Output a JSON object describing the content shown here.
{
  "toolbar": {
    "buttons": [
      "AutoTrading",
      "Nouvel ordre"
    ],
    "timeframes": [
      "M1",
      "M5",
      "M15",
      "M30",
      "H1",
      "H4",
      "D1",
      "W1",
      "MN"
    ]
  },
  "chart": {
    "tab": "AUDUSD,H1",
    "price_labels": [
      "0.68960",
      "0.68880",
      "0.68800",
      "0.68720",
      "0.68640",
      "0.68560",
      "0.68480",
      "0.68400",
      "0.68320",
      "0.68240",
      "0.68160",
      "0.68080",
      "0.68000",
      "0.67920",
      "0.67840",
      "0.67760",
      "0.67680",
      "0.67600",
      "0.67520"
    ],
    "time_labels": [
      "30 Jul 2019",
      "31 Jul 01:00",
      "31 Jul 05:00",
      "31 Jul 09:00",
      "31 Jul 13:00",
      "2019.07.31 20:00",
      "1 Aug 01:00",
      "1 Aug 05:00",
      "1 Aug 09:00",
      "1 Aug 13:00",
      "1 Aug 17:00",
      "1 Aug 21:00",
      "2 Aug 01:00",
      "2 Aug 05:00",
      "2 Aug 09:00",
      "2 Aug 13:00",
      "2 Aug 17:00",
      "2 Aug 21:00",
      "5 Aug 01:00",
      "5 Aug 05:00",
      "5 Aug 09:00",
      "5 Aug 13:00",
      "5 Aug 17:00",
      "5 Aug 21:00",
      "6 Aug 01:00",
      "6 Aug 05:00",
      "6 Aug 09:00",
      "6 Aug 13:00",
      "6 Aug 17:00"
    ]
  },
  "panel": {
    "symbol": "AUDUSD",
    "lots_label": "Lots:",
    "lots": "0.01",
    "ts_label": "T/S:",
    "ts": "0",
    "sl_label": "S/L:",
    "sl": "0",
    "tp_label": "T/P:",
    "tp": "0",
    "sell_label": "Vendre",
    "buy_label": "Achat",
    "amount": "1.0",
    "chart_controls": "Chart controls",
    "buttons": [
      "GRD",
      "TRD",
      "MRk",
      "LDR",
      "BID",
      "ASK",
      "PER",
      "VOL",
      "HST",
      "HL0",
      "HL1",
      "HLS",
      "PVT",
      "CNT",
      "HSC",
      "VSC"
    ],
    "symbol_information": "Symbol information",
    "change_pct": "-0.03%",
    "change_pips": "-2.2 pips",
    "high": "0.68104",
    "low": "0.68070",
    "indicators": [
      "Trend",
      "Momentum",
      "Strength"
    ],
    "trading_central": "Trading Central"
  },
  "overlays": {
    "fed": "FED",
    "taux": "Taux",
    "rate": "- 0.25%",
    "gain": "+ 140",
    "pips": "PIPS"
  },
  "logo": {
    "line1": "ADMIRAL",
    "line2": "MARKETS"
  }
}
──────
Task goal:
Print the listing above in its entirety, with every line exact.

Task response:
Output a JSON object describing the content shown here.
{
  "toolbar": {
    "buttons": [
      "AutoTrading",
      "Nouvel ordre"
    ],
    "timeframes": [
      "M1",
      "M5",
      "M15",
      "M30",
      "H1",
      "H4",
      "D1",
      "W1",
      "MN"
    ]
  },
  "chart": {
    "tab": "AUDUSD,H1",
    "price_labels": [
      "0.68960",
      "0.68880",
      "0.68800",
      "0.68720",
      "0.68640",
      "0.68560",
      "0.68480",
      "0.68400",
      "0.68320",
      "0.68240",
      "0.68160",
      "0.68080",
      "0.68000",
      "0.67920",
      "0.67840",
      "0.67760",
      "0.67680",
      "0.67600",
      "0.67520"
    ],
    "time_labels": [
      "30 Jul 2019",
      "31 Jul 01:00",
      "31 Jul 05:00",
      "31 Jul 09:00",
      "31 Jul 13:00",
      "2019.07.31 20:00",
      "1 Aug 01:00",
      "1 Aug 05:00",
      "1 Aug 09:00",
      "1 Aug 13:00",
      "1 Aug 17:00",
      "1 Aug 21:00",
      "2 Aug 01:00",
      "2 Aug 05:00",
      "2 Aug 09:00",
      "2 Aug 13:00",
      "2 Aug 17:00",
      "2 Aug 21:00",
      "5 Aug 01:00",
      "5 Aug 05:00",
      "5 Aug 09:00",
      "5 Aug 13:00",
      "5 Aug 17:00",
      "5 Aug 21:00",
      "6 Aug 01:00",
      "6 Aug 05:00",
      "6 Aug 09:00",
      "6 Aug 13:00",
      "6 Aug 17:00"
    ]
  },
  "panel": {
    "symbol": "AUDUSD",
    "lots_label": "Lots:",
    "lots": "0.01",
    "ts_label": "T/S:",
    "ts": "0",
    "sl_label": "S/L:",
    "sl": "0",
    "tp_label": "T/P:",
    "tp": "0",
    "sell_label": "Vendre",
    "buy_label": "Achat",
    "amount": "1.0",
    "chart_controls": "Chart controls",
    "buttons": [
      "GRD",
      "TRD",
      "MRk",
      "LDR",
      "BID",
      "ASK",
      "PER",
      "VOL",
      "HST",
      "HL0",
      "HL1",
      "HLS",
      "PVT",
      "CNT",
      "HSC",
      "VSC"
    ],
    "symbol_information": "Symbol information",
    "change_pct": "-0.03%",
    "change_pips": "-2.2 pips",
    "high": "0.68104",
    "low": "0.68070",
    "indicators": [
      "Trend",
      "Momentum",
      "Strength"
    ],
    "trading_central": "Trading Central"
  },
  "overlays": {
    "fed": "FED",
    "taux": "Taux",
    "rate": "- 0.25%",
    "gain": "+ 140",
    "pips": "PIPS"
  },
  "logo": {
    "line1": "ADMIRAL",
    "line2": "MARKETS"
  }
}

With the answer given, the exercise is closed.